**WHAT THE TASK ASKS**.
Convert each line of the material below into a JSON list of strings, one string per line, skipping blank lines.

**MATERIAL FOR THE TASK**.
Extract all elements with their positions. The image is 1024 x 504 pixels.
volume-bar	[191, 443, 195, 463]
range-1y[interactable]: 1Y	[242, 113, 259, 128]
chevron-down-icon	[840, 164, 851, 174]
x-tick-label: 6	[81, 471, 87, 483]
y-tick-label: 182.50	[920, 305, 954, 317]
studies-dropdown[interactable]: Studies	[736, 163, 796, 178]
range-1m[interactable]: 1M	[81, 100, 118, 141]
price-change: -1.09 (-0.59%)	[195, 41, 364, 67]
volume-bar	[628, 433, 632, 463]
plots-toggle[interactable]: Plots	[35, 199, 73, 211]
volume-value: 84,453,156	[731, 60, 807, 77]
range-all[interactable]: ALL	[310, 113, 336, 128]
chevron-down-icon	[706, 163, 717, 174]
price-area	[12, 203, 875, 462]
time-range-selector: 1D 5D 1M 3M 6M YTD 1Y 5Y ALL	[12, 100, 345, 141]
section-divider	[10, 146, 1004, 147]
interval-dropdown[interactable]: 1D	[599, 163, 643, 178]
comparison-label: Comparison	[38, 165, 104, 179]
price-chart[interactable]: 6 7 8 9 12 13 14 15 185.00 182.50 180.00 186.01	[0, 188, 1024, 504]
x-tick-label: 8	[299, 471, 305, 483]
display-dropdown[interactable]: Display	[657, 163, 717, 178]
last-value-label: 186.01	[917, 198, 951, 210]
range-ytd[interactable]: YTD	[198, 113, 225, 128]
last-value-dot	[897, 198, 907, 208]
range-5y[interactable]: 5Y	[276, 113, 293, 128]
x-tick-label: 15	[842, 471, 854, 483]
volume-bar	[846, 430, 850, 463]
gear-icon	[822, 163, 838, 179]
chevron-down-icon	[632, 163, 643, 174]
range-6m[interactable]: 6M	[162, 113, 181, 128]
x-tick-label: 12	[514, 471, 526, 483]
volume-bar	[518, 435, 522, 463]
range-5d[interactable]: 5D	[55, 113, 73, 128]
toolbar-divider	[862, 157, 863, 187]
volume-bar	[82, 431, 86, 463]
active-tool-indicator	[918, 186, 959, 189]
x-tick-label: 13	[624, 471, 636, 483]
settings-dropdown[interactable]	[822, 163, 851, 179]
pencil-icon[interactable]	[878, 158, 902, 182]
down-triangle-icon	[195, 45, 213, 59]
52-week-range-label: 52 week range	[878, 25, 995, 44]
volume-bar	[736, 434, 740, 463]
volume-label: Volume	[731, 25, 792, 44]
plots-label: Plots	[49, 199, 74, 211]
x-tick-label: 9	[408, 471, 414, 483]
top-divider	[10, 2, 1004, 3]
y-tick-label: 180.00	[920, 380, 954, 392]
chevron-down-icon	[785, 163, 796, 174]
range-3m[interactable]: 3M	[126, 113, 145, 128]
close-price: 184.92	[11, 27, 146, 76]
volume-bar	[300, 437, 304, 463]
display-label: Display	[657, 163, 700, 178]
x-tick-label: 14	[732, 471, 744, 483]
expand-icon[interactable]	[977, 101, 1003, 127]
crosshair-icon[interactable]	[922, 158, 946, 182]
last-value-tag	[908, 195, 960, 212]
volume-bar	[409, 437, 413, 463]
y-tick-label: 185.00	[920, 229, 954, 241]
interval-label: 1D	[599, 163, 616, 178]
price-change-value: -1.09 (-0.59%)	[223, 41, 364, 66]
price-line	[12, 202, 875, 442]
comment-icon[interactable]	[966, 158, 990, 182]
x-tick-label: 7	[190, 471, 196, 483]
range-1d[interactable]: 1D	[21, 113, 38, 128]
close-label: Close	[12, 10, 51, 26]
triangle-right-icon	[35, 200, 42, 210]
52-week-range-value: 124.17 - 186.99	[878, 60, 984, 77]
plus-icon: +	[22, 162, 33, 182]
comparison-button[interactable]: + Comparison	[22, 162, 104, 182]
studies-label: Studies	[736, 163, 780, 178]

**ANSWER FOR THIS EXERCISE**.
[
  "Extract all elements with their positions. The image is 1024 x 504 pixels.",
  "volume-bar\t[191, 443, 195, 463]",
  "range-1y[interactable]: 1Y\t[242, 113, 259, 128]",
  "chevron-down-icon\t[840, 164, 851, 174]",
  "x-tick-label: 6\t[81, 471, 87, 483]",
  "y-tick-label: 182.50\t[920, 305, 954, 317]",
  "studies-dropdown[interactable]: Studies\t[736, 163, 796, 178]",
  "range-1m[interactable]: 1M\t[81, 100, 118, 141]",
  "price-change: -1.09 (-0.59%)\t[195, 41, 364, 67]",
  "volume-bar\t[628, 433, 632, 463]",
  "plots-toggle[interactable]: Plots\t[35, 199, 73, 211]",
  "volume-value: 84,453,156\t[731, 60, 807, 77]",
  "range-all[interactable]: ALL\t[310, 113, 336, 128]",
  "chevron-down-icon\t[706, 163, 717, 174]",
  "price-area\t[12, 203, 875, 462]",
  "time-range-selector: 1D 5D 1M 3M 6M YTD 1Y 5Y ALL\t[12, 100, 345, 141]",
  "section-divider\t[10, 146, 1004, 147]",
  "interval-dropdown[interactable]: 1D\t[599, 163, 643, 178]",
  "comparison-label: Comparison\t[38, 165, 104, 179]",
  "price-chart[interactable]: 6 7 8 9 12 13 14 15 185.00 182.50 180.00 186.01\t[0, 188, 1024, 504]",
  "x-tick-label: 8\t[299, 471, 305, 483]",
  "display-dropdown[interactable]: Display\t[657, 163, 717, 178]",
  "last-value-label: 186.01\t[917, 198, 951, 210]",
  "range-ytd[interactable]: YTD\t[198, 113, 225, 128]",
  "last-value-dot\t[897, 198, 907, 208]",
  "range-5y[interactable]: 5Y\t[276, 113, 293, 128]",
  "x-tick-label: 15\t[842, 471, 854, 483]",
  "volume-bar\t[846, 430, 850, 463]",
  "gear-icon\t[822, 163, 838, 179]",
  "chevron-down-icon\t[632, 163, 643, 174]",
  "range-6m[interactable]: 6M\t[162, 113, 181, 128]",
  "x-tick-label: 12\t[514, 471, 526, 483]",
  "volume-bar\t[518, 435, 522, 463]",
  "range-5d[interactable]: 5D\t[55, 113, 73, 128]",
  "toolbar-divider\t[862, 157, 863, 187]",
  "volume-bar\t[82, 431, 86, 463]",
  "active-tool-indicator\t[918, 186, 959, 189]",
  "x-tick-label: 13\t[624, 471, 636, 483]",
  "settings-dropdown[interactable]\t[822, 163, 851, 179]",
  "pencil-icon[interactable]\t[878, 158, 902, 182]",
  "down-triangle-icon\t[195, 45, 213, 59]",
  "52-week-range-label: 52 week range\t[878, 25, 995, 44]",
  "volume-bar\t[736, 434, 740, 463]",
  "volume-label: Volume\t[731, 25, 792, 44]",
  "plots-label: Plots\t[49, 199, 74, 211]",
  "x-tick-label: 9\t[408, 471, 414, 483]",
  "top-divider\t[10, 2, 1004, 3]",
  "y-tick-label: 180.00\t[920, 380, 954, 392]",
  "chevron-down-icon\t[785, 163, 796, 174]",
  "range-3m[interactable]: 3M\t[126, 113, 145, 128]",
  "close-price: 184.92\t[11, 27, 146, 76]",
  "volume-bar\t[300, 437, 304, 463]",
  "display-label: Display\t[657, 163, 700, 178]",
  "x-tick-label: 14\t[732, 471, 744, 483]",
  "expand-icon[interactable]\t[977, 101, 1003, 127]",
  "crosshair-icon[interactable]\t[922, 158, 946, 182]",
  "last-value-tag\t[908, 195, 960, 212]",
  "volume-bar\t[409, 437, 413, 463]",
  "y-tick-label: 185.00\t[920, 229, 954, 241]",
  "interval-label: 1D\t[599, 163, 616, 178]",
  "price-change-value: -1.09 (-0.59%)\t[223, 41, 364, 66]",
  "price-line\t[12, 202, 875, 442]",
  "comment-icon[interactable]\t[966, 158, 990, 182]",
  "x-tick-label: 7\t[190, 471, 196, 483]",
  "range-1d[interactable]: 1D\t[21, 113, 38, 128]",
  "close-label: Close\t[12, 10, 51, 26]",
  "triangle-right-icon\t[35, 200, 42, 210]",
  "52-week-range-value: 124.17 - 186.99\t[878, 60, 984, 77]",
  "plus-icon: +\t[22, 162, 33, 182]",
  "comparison-button[interactable]: + Comparison\t[22, 162, 104, 182]",
  "studies-label: Studies\t[736, 163, 780, 178]"
]